--- BEGIN Data provided ---

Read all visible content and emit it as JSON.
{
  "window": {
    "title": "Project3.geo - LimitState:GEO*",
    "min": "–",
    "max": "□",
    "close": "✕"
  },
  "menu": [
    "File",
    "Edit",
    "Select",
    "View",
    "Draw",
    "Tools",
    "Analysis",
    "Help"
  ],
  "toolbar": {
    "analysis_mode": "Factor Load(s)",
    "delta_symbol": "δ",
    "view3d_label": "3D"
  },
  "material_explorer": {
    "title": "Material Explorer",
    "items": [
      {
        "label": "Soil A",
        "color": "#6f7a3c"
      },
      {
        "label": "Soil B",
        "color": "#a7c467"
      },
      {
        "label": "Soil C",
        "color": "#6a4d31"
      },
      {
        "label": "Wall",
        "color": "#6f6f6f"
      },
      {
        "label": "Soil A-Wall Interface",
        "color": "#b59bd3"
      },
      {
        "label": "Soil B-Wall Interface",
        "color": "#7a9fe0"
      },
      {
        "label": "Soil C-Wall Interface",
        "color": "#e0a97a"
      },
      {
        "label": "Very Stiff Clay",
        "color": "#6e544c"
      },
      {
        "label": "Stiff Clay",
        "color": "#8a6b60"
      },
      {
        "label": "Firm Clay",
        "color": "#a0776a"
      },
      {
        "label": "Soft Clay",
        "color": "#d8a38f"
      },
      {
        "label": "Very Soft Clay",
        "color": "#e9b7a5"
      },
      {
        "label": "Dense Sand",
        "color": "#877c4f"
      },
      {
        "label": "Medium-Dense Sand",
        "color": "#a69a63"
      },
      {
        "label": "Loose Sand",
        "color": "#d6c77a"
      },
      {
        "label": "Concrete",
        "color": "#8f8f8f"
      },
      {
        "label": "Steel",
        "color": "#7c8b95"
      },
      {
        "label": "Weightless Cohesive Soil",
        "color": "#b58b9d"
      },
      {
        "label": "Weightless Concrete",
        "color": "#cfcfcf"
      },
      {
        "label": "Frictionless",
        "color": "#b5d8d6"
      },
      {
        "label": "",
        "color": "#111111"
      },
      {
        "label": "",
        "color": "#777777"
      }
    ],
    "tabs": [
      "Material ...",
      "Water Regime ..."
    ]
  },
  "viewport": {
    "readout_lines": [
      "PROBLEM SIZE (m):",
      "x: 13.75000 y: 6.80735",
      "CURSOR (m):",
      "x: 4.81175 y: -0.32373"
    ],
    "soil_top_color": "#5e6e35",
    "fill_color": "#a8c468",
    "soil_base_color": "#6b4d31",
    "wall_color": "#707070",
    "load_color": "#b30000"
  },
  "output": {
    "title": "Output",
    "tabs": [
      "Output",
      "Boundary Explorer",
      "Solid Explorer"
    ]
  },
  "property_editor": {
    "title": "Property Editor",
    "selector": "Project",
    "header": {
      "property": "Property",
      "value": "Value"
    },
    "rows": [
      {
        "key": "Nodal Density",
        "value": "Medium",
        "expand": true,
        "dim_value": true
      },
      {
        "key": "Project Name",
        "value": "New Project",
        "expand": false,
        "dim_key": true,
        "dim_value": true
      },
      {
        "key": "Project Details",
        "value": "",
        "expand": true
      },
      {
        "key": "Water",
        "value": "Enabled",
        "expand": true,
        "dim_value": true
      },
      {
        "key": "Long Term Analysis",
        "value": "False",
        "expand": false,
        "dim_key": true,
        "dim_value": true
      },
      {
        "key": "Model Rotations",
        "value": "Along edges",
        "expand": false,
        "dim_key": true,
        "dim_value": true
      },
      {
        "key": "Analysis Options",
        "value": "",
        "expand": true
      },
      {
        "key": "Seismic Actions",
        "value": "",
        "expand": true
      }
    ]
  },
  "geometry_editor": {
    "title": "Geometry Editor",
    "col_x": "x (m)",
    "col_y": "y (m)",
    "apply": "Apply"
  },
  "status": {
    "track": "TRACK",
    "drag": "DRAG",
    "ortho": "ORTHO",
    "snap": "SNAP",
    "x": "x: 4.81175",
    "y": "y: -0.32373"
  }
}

--- END Data provided ---
--- BEGIN Data provided ---

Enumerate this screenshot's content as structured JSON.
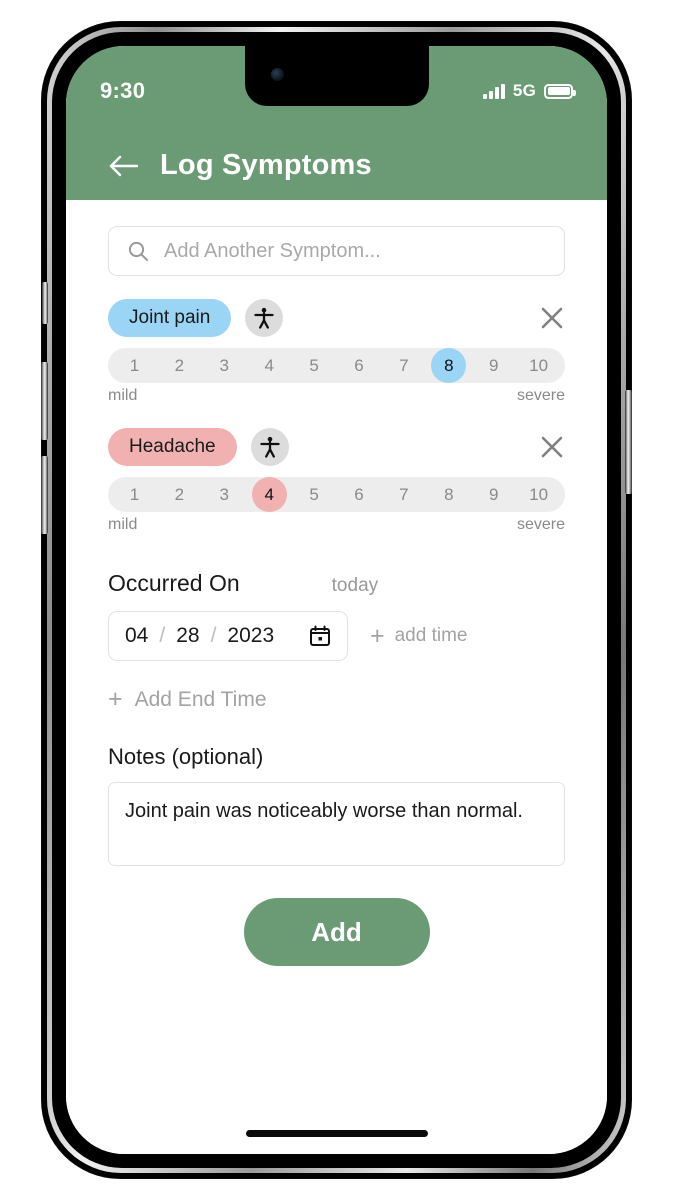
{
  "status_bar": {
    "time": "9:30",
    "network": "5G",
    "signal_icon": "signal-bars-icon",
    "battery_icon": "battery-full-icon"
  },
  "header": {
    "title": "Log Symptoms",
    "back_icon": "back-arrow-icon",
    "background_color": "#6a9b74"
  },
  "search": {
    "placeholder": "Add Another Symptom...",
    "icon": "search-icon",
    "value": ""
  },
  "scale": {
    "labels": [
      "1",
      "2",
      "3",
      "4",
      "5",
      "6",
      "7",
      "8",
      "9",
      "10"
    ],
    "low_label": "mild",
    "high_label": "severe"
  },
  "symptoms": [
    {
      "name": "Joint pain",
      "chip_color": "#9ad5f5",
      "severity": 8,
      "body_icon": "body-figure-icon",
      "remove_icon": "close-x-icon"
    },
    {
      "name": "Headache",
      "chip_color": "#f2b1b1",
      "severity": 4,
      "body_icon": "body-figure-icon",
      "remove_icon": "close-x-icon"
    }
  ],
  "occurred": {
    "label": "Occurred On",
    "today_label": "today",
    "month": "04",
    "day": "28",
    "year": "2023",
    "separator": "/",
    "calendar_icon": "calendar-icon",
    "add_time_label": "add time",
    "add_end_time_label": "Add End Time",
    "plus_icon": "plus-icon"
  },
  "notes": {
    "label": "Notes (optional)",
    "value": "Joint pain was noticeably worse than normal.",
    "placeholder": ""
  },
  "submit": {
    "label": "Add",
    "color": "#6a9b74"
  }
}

--- END Data provided ---
--- BEGIN Data provided ---

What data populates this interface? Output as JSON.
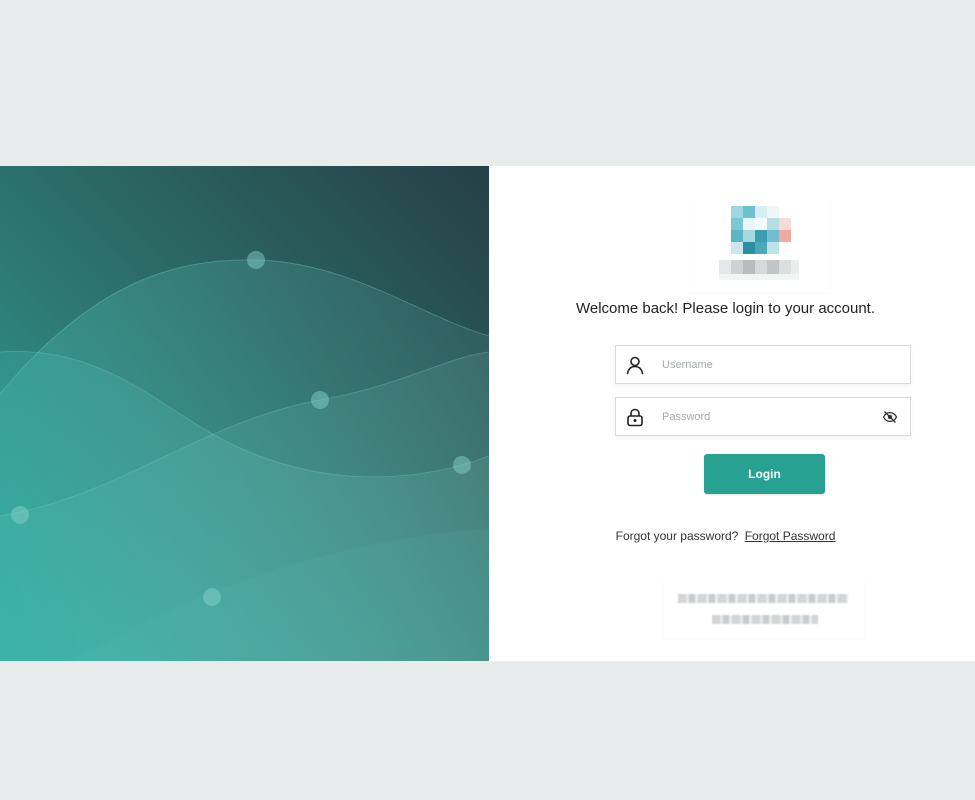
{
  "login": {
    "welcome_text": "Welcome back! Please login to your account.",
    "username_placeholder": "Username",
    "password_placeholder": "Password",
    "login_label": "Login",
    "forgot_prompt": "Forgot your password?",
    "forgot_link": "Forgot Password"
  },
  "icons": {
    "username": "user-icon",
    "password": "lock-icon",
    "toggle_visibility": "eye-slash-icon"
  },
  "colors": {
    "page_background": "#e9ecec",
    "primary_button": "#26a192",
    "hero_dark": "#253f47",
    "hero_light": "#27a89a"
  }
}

--- END Data provided ---

#### Exercise goal
Count every line bearing the word "Stiff"; report the total only.

#### Answer for this exercise
2